- Text extract -
++++++++++
Zucker then provided examples of taxilanes at other airports that don’t follow the FAA recommendation, including Piedmont Triad International, Rocky Mount/Wilson Regional and Cape Fear Regional. 

“We appreciate you and your team taking the time to review these safety issues and we expect a swift response/mitigation of these issues as there are some very big safety concerns according to ILM’s position on the guidelines,” Zucker wrote, later requesting a response by June 4. 

Reiss told Port City Daily it has yet to come through. 

ILM told PCD though it is still reviewing Zucker’s assertions, they “do not alter ILM’s requirement that the ARQ site plan comply with FAA guidelines” as noted in its Advisory Circular. 

Reiss maintains the FAA recommendations are just that — recommendations. The advisory circular states: “The FAA recommends using the standards and guidelines in this AC for application at civil airports. This AC does not constitute a regulation, is not mandatory, and is not legally binding in its own right.” 

In a previous press release, ILM points to another statement in the Advisory Circular to back its claims, one that notes compliance may be mandatory for projects funded with certain types of federal assistance. Though ILM receives federal grants, ARQ is wholly funded with private dollars.

While ILM claims the hangar door issue is based on safety, ARQ has other ideas, mainly based on when the issue was flagged. 

In May, sources with direct knowledge of the plans told Port City Daily ARQ submitted its plans in April 2024. It began monthly meetings with airport leadership, including Bourk, in November 2024 and resubmitted plans in December 2024 based on feedback from leadership. 

Emails shared with Port City Daily show Bourk sent preliminary comments on the site plan to ARQ on April 11, 2024 and December 20, 2024. There is no mention of the hangar doors in either response. 

It wasn’t until March, according to those sources, that the hangar doors were brought up. Reiss and ARQ believe it was more than a coincidence that it came up amid CFCA’s lease dispute with Modern. ILM denies any ulterior motive. 

Changing rates

Aside from the stalled plans, ARQ has presented more information demonstrating favoritism for Modern, namely through cheaper rent. According to Reiss, ARQ filed a public records request on April 2 requesting Modern’s lease documents; some of those were returned on June 2.

According to the complaint, ARQ was told ILM must charge no less than $0.34 per square foot of undeveloped land in order to treat all lessees the same. To prove this, ILM sent several leases to ARQ to show it was attempting to be fair, yet Modern’s leases were omitted, according to the complaint. 

“Unbeknownst to ARQ, ILM agreed to a lower ground lease rate with Modern Aviation during ARQ’s negotiations with ILM,” the complaint indicates.

It adds Modern was given unimproved ground lease rates as low as $0.24 on the “side of the airport that is widely held as having more valuable real estate than the unimproved eastern side of the field.” 

ILM denies this, noting the difference in Modern’s rates is based on a schedule of charges based on several factors, including whether the land is improved or unimproved and its location on ILM’s campus. For example, there are cheaper rates for the East ramp compared to the West ramps. ARQ was offered the rates associated with the West ramps.
++++++++++
Answer these questions from the airport hangar article:
1. By what date did Zucker request a response?
2. On which dates did Bourk send preliminary comments on the site plan to ARQ?
3. What minimum rate per square foot of undeveloped land was ARQ told ILM must charge?
The rows aren't needed here.
++++++++++
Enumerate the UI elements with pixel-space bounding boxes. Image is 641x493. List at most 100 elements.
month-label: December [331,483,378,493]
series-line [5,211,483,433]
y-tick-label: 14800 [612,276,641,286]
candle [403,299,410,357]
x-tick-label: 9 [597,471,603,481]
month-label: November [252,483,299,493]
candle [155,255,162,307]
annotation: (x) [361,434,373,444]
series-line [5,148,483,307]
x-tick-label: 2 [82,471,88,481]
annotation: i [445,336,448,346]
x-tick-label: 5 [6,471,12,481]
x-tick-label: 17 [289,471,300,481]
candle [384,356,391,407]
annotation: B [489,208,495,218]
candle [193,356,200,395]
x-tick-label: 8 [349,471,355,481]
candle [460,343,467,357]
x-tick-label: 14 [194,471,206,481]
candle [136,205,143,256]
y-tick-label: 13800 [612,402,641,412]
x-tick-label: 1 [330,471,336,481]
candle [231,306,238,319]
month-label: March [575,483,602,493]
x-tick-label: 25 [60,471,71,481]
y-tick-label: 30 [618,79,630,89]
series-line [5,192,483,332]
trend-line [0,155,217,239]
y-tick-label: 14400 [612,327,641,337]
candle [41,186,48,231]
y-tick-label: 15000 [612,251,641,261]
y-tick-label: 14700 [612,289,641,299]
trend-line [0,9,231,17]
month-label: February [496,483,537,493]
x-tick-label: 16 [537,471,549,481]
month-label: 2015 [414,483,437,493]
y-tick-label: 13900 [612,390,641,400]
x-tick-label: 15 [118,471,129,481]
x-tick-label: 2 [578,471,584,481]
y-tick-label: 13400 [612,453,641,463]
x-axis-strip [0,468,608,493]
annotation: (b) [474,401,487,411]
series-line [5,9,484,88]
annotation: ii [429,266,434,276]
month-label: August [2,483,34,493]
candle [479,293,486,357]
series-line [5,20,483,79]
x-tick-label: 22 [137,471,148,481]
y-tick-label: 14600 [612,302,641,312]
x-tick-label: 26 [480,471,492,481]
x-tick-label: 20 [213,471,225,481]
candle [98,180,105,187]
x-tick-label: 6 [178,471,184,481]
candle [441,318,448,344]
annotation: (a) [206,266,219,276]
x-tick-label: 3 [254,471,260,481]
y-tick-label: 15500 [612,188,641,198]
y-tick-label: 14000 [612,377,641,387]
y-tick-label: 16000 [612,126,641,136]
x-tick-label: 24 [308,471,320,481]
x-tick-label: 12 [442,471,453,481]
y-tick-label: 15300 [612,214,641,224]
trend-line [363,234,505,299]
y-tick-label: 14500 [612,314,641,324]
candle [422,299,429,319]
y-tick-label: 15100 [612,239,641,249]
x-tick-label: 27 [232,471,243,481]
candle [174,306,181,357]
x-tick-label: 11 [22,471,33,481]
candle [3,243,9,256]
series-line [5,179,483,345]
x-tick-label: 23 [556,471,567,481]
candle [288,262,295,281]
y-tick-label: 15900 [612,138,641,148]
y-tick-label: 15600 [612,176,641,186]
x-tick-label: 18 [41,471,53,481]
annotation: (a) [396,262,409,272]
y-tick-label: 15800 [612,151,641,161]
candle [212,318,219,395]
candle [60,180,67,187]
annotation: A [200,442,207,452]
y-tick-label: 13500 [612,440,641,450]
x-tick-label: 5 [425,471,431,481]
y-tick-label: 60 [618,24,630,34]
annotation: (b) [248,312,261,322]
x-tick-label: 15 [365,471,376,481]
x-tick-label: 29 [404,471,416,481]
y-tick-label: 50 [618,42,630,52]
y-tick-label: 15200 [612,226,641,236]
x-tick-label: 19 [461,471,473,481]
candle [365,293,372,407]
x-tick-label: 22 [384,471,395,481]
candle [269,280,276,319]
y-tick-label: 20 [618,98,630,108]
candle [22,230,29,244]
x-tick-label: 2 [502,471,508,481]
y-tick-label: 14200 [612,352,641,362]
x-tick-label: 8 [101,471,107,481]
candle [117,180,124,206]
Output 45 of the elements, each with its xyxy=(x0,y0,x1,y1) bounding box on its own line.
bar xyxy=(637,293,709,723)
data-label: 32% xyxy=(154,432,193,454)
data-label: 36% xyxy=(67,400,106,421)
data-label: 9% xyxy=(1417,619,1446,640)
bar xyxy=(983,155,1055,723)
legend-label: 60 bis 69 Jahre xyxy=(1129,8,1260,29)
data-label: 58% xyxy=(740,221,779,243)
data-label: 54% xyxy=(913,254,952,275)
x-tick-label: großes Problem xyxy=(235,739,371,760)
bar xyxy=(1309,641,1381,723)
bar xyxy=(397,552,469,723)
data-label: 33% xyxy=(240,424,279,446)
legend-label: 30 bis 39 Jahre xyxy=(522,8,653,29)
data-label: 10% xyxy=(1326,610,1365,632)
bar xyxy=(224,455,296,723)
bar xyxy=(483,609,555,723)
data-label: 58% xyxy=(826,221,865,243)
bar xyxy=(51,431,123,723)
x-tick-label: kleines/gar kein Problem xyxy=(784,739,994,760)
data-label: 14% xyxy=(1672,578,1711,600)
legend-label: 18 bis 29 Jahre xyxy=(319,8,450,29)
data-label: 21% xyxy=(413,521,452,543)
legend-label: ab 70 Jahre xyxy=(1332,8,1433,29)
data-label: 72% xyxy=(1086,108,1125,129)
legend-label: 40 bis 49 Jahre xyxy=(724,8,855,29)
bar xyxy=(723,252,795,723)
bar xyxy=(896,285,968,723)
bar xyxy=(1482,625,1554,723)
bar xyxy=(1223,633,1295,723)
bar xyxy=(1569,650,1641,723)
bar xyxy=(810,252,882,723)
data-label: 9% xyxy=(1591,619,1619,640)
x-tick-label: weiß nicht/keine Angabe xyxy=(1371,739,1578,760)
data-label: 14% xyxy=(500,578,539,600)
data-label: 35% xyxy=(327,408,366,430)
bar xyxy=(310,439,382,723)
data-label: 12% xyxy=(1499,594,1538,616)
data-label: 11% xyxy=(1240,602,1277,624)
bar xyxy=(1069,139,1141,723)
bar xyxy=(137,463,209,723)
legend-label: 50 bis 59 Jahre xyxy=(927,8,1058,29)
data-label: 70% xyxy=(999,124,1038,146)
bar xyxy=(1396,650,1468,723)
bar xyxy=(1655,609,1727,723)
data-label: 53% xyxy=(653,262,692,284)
++++++++++
- Result -
1. June 4
2. April 11, 2024 and December 20, 2024
3. $0.34